-- Start SOURCE RECORDS --

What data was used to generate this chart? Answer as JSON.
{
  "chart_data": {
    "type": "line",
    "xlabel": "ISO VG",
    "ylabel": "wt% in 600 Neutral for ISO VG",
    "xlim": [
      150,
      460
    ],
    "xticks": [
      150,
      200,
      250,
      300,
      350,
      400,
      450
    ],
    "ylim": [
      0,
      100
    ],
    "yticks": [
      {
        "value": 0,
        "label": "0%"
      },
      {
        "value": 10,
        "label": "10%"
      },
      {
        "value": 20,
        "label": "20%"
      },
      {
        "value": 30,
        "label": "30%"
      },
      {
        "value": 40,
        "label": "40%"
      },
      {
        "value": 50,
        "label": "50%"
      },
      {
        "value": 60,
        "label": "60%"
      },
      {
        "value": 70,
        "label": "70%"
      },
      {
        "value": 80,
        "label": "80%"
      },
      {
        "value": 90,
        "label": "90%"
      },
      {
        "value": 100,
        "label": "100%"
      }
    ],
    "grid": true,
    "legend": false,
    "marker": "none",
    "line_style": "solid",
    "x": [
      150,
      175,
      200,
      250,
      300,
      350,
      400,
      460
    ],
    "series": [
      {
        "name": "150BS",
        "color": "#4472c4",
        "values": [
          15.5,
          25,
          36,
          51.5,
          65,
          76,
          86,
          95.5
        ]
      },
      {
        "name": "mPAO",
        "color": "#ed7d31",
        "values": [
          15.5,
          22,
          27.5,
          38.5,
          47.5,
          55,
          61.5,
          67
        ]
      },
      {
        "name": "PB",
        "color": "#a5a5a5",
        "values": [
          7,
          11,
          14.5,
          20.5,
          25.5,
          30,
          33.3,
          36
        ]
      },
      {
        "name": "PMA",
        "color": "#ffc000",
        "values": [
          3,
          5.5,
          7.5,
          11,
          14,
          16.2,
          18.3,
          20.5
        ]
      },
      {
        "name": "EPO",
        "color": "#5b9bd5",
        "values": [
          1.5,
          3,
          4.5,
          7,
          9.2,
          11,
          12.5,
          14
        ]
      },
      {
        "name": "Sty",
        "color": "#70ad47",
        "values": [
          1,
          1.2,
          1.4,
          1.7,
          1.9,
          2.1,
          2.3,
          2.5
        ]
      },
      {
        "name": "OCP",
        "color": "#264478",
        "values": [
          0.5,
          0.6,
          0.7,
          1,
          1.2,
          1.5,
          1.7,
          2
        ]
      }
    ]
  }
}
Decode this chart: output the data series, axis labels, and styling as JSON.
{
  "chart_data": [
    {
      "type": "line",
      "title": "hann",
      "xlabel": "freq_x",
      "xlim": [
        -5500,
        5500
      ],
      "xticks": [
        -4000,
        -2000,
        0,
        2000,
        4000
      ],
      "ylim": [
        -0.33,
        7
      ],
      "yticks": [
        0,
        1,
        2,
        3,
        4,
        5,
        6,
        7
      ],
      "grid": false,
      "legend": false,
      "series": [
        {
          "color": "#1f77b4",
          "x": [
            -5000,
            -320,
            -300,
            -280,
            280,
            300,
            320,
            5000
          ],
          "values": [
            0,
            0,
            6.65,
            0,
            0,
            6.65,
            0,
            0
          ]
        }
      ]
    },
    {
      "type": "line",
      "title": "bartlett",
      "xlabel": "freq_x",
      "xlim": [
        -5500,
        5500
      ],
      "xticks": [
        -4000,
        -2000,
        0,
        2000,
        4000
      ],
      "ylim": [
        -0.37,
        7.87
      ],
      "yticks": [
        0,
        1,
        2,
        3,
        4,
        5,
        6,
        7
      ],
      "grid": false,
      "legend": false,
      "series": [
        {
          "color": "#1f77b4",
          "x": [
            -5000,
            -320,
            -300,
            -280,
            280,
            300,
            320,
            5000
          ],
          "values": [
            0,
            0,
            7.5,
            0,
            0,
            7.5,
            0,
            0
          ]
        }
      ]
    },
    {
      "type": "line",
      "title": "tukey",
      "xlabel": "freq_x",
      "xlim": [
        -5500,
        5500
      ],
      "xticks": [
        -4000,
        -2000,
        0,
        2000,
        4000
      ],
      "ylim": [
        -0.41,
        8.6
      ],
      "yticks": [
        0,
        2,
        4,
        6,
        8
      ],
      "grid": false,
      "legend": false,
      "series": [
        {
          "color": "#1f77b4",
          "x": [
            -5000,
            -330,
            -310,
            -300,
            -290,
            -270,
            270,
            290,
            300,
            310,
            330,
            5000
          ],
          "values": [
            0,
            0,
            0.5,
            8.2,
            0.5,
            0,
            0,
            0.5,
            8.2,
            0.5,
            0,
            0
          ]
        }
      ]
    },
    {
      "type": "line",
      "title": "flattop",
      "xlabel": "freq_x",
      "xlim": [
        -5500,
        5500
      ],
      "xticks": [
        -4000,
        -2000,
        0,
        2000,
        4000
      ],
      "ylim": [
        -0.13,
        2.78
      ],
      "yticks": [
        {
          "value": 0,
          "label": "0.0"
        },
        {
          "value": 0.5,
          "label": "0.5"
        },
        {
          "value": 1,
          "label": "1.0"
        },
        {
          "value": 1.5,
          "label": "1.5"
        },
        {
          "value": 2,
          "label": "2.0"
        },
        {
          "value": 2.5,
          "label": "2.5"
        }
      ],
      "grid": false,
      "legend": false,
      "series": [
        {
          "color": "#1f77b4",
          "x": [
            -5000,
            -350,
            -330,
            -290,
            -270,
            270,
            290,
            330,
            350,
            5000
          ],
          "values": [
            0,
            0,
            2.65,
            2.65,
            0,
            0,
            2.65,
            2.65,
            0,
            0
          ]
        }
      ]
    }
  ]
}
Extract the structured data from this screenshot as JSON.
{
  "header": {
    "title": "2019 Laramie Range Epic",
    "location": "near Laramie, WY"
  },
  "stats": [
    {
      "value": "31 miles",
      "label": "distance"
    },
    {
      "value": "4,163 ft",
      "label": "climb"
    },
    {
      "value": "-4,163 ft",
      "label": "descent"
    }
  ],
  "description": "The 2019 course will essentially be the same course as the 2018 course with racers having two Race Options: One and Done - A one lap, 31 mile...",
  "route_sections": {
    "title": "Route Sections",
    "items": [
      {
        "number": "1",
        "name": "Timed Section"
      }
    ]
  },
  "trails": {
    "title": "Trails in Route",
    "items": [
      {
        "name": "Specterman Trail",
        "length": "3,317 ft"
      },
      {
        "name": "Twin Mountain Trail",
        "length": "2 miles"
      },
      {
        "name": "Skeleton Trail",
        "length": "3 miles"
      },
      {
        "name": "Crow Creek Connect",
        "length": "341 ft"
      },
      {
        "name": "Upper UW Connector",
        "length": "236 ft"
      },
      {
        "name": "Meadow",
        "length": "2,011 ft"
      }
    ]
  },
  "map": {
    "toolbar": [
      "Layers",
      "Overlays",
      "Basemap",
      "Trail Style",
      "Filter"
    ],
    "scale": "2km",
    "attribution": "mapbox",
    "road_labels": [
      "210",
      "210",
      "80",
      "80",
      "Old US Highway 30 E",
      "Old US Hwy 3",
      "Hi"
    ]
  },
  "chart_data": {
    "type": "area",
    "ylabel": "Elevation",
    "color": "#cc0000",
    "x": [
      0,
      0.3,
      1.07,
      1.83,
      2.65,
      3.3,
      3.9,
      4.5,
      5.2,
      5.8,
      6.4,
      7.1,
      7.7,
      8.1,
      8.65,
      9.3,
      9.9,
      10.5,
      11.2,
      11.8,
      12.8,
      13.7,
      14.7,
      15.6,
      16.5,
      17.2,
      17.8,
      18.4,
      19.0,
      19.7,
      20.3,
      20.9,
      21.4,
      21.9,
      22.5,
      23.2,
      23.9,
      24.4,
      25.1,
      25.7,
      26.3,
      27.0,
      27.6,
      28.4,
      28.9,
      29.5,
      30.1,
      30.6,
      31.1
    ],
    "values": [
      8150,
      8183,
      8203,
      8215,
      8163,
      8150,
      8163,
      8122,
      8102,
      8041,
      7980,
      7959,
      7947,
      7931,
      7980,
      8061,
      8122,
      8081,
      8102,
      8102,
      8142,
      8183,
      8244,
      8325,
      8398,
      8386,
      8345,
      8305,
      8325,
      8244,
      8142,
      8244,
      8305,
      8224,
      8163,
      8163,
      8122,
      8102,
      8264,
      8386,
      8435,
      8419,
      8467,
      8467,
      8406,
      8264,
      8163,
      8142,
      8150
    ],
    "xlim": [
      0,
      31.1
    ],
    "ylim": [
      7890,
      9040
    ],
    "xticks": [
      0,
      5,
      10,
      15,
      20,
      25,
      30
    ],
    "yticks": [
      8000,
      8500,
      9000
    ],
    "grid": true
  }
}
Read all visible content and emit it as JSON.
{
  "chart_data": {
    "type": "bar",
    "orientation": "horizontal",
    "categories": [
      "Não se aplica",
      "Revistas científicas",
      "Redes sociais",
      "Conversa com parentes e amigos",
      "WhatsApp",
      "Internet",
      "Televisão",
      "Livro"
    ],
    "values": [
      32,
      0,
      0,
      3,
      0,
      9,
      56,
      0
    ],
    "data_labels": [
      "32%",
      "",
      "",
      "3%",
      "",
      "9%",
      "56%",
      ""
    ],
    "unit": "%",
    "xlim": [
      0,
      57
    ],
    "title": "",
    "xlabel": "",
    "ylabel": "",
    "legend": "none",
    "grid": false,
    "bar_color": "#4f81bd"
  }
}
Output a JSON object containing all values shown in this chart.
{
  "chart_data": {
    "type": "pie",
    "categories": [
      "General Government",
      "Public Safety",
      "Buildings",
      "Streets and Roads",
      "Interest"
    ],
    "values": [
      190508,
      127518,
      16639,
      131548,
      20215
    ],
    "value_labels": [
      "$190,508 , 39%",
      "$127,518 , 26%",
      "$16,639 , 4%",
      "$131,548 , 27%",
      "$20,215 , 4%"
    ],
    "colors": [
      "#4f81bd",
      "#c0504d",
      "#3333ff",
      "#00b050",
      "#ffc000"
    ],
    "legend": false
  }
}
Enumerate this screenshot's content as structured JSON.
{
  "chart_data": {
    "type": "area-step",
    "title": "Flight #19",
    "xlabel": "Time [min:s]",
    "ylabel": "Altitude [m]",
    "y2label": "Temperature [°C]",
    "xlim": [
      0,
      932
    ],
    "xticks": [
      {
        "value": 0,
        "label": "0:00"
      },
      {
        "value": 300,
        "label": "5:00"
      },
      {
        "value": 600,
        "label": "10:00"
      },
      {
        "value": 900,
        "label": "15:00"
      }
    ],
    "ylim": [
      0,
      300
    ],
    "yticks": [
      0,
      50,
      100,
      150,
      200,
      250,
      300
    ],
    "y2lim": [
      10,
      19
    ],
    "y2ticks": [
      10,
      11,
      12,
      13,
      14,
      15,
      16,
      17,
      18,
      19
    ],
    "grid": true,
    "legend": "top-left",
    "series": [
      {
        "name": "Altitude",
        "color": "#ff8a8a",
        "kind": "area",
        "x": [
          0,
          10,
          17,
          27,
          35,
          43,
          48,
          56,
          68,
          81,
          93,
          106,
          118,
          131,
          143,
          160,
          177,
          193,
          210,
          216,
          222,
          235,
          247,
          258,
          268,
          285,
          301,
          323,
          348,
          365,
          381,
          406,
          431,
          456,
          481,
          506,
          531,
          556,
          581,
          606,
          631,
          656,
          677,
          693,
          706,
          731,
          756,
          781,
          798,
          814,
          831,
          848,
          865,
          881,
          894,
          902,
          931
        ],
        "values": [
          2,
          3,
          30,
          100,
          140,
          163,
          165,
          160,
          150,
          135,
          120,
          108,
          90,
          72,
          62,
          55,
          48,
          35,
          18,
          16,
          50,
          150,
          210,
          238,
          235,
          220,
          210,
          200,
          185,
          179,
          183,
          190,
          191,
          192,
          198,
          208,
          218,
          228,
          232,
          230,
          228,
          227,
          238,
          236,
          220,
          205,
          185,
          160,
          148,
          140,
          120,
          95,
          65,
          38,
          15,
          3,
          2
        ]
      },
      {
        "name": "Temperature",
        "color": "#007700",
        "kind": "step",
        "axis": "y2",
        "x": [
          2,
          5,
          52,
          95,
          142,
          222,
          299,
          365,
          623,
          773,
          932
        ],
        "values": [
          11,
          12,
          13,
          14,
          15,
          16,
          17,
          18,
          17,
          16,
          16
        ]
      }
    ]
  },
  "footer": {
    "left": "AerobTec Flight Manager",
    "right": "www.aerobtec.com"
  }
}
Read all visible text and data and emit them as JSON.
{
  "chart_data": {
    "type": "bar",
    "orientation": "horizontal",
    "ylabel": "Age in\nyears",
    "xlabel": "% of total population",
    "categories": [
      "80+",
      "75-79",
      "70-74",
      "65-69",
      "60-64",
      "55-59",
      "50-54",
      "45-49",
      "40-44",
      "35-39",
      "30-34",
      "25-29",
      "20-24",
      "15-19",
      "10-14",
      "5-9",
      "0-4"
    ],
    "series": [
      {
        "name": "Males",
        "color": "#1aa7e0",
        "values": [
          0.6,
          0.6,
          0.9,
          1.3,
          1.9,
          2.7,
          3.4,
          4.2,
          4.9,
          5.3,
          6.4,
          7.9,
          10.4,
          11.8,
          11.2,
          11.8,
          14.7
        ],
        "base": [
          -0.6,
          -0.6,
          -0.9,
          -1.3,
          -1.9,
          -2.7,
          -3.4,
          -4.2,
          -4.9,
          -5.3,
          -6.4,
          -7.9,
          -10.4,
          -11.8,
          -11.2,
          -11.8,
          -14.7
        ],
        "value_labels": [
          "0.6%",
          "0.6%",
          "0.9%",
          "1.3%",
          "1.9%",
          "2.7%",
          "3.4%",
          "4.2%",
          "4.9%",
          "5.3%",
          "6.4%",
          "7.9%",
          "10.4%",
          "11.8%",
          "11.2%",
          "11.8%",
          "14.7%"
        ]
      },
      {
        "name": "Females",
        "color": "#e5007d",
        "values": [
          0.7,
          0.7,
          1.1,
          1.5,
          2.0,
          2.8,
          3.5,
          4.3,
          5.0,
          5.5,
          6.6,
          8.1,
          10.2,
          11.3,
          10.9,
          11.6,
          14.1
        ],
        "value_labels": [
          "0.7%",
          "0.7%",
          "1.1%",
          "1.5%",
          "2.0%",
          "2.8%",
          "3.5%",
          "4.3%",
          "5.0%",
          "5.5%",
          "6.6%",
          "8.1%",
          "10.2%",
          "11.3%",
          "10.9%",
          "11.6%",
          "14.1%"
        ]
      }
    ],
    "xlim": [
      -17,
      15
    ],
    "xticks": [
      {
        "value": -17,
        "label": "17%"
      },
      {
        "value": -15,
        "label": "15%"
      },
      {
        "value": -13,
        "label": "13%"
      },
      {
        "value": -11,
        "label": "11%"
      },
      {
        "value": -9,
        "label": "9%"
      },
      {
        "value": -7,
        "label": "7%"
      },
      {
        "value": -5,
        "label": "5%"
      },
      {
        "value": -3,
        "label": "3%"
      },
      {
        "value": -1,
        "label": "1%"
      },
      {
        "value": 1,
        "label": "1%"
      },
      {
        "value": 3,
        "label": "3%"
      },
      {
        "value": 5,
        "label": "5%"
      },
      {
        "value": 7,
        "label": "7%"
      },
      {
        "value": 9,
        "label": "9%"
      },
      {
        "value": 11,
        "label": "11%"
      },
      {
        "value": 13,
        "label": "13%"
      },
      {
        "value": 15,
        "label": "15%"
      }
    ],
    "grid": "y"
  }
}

-- End SOURCE RECORDS --

■ PROBLEM DETAILS:
Each line in the data that holds the string "JSON" should be found and copied.

■ ANSWER TO THE EXERCISE:
What data was used to generate this chart? Answer as JSON.
Decode this chart: output the data series, axis labels, and styling as JSON.
Extract the structured data from this screenshot as JSON.
Read all visible content and emit it as JSON.
Output a JSON object containing all values shown in this chart.
Enumerate this screenshot's content as structured JSON.
Read all visible text and data and emit them as JSON.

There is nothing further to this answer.